[Structured figure records]

++++

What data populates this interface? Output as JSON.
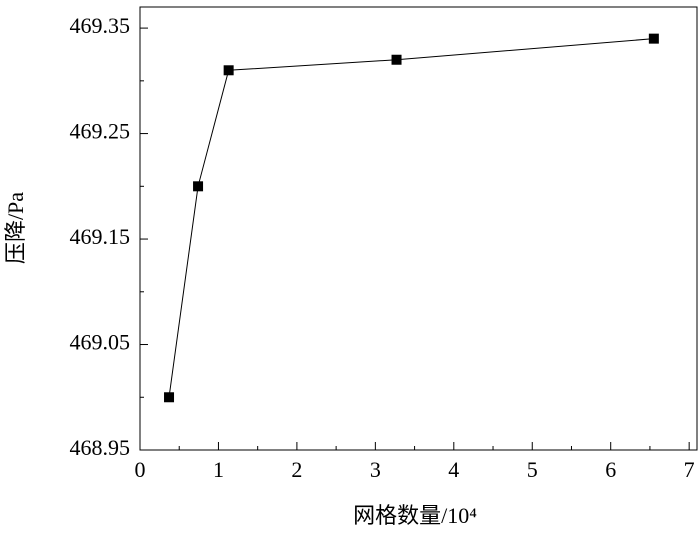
{
  "chart_data": {
    "type": "line",
    "x_label": "网格数量/10⁴",
    "y_label": "压降/Pa",
    "x": [
      0.37,
      0.74,
      1.13,
      3.27,
      6.55
    ],
    "series": [
      {
        "color": "#000000",
        "values": [
          469.0,
          469.2,
          469.31,
          469.32,
          469.34
        ]
      }
    ],
    "xlim": [
      0,
      7.1
    ],
    "xticks": [
      0,
      1,
      2,
      3,
      4,
      5,
      6,
      7
    ],
    "ylim": [
      468.95,
      469.37
    ],
    "yticks": [
      468.95,
      469.05,
      469.15,
      469.25,
      469.35
    ],
    "grid": false
  }
}
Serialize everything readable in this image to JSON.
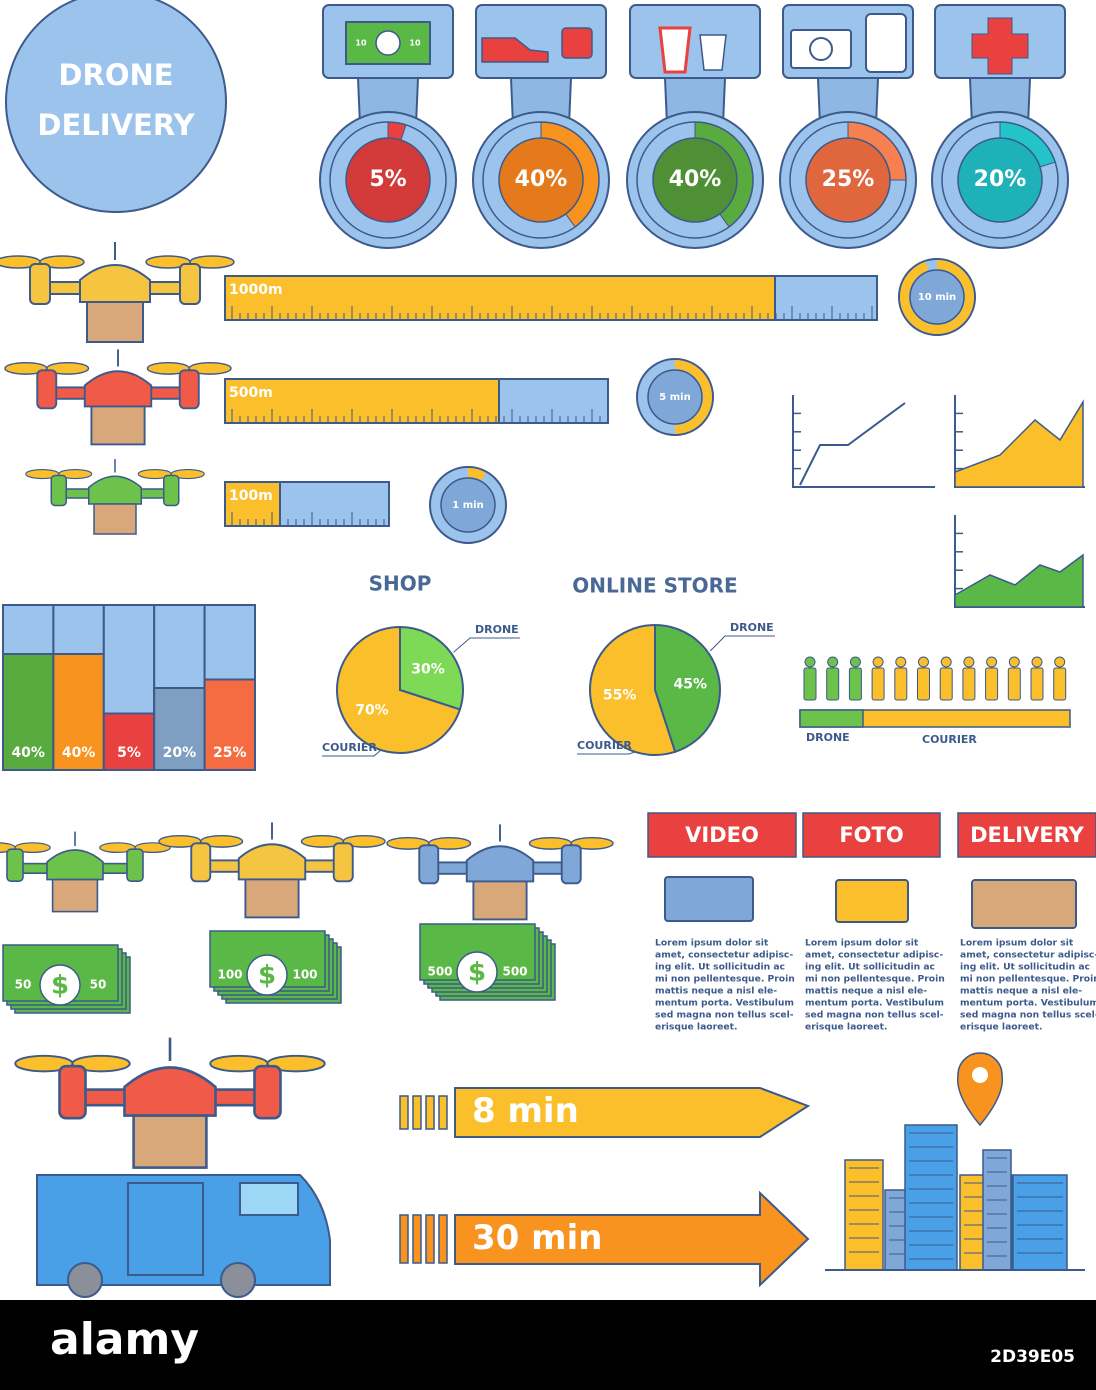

++++

Make an exact copy of every entry above, minus the images.

What data populates this interface? Output as JSON.
{
  "chart_data": {
    "type": "line",
    "x_label": "网格数量/10⁴",
    "y_label": "压降/Pa",
    "x": [
      0.37,
      0.74,
      1.13,
      3.27,
      6.55
    ],
    "series": [
      {
        "color": "#000000",
        "values": [
          469.0,
          469.2,
          469.31,
          469.32,
          469.34
        ]
      }
    ],
    "xlim": [
      0,
      7.1
    ],
    "xticks": [
      0,
      1,
      2,
      3,
      4,
      5,
      6,
      7
    ],
    "ylim": [
      468.95,
      469.37
    ],
    "yticks": [
      468.95,
      469.05,
      469.15,
      469.25,
      469.35
    ],
    "grid": false
  }
}
Serialize everything readable in this image to JSON.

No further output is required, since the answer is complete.